Back in my radical days I recall someone saying the personal is
political. I don’t think they realized how right they were, but not
in the sense the phrase-coiner meant. Glazov has hit the nail on the
head about how personal dysfunction leads to certain political views
(which is not to say all people who are progressive have this
pathology, some really do strive for equality and to help the poor,
but are not doing so as the result of a death wish).
I confess I used to hate my father and hate men, white men
especially. I resented the authority my father had over me and my
dependence upon him, and I resented the privileged place men had in
society. But after my religious awakening, when I realized profoundly
how wrong it was to resent and blame, and I started to resist those
tendencies and forgive, as I forgave my father and stopped resenting
men, low and behold, I no longer felt inferior or felt imaginary
barriers to my being treated as an equal and with respect. And my
politics started changing as well. But of course, none of my blame
game and politics of resentment and its relationship to self-hatred
and self-destruction was conscious. And when it became conscious, it
was a difficult, humbling journey of recovery. Thankfully, as I
changed, I realized my father was a good man who was doing his best
to raise a difficult, rebellious daughter.

RECORD SET:
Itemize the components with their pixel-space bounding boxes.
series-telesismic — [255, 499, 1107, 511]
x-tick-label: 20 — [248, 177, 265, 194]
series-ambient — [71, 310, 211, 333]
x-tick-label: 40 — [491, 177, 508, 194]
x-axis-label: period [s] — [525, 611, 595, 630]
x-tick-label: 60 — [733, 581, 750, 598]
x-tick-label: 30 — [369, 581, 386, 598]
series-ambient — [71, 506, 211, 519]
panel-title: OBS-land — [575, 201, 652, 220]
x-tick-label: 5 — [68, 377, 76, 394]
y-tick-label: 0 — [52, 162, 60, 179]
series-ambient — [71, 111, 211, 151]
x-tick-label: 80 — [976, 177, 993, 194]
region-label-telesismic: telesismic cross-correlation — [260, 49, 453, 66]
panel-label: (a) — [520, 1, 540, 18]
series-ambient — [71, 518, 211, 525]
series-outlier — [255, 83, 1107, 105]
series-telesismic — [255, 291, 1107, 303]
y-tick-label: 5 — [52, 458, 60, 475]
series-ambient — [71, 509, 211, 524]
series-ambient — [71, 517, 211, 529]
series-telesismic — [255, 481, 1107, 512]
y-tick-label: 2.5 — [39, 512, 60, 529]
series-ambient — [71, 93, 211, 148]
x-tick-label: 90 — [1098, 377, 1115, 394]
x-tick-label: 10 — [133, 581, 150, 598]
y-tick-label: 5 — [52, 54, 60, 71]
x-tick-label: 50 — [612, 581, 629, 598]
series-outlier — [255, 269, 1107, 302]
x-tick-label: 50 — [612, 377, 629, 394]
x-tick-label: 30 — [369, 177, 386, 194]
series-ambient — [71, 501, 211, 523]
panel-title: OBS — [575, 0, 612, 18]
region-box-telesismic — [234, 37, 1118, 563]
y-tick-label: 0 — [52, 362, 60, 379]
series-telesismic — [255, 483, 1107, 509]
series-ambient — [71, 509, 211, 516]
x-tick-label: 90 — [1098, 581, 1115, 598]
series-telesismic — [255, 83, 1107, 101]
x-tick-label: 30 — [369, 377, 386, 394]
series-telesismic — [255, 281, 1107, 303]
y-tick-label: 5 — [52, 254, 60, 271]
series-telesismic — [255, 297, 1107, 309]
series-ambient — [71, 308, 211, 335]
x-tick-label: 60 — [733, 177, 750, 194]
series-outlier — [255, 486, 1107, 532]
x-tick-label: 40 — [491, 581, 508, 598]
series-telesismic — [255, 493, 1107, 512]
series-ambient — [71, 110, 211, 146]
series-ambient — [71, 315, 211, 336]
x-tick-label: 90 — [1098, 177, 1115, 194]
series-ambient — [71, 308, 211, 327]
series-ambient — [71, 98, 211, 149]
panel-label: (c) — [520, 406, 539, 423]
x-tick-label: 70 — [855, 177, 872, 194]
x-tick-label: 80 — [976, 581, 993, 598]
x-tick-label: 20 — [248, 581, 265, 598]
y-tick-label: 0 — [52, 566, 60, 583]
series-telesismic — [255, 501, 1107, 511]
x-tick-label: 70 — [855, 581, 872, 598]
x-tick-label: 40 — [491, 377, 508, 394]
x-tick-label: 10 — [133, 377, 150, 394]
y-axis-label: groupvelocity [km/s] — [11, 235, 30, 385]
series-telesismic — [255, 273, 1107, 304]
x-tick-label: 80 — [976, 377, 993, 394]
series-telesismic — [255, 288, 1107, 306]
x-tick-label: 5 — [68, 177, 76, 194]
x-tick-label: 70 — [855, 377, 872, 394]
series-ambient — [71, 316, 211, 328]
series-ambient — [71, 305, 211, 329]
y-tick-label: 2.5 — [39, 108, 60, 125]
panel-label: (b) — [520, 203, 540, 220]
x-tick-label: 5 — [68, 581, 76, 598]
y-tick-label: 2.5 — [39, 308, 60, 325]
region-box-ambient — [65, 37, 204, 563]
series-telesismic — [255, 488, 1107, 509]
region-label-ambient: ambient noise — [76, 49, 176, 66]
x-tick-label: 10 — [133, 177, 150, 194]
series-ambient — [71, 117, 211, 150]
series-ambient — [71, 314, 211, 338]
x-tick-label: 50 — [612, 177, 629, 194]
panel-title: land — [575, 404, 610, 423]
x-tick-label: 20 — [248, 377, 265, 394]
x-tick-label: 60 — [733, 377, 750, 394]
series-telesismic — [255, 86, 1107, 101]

TASK INSTRUCTIONS:
• A. In the passage on the personal and the political, what made the writer resent her father?
• B. Return every line of the records that contains the string "panel".

FULL SOLUTIONS:
• A. She resented the authority her father had over her and her dependence upon him.

• B.
panel-title: OBS-land — [575, 201, 652, 220]
panel-label: (a) — [520, 1, 540, 18]
panel-title: OBS — [575, 0, 612, 18]
panel-label: (c) — [520, 406, 539, 423]
panel-label: (b) — [520, 203, 540, 220]
panel-title: land — [575, 404, 610, 423]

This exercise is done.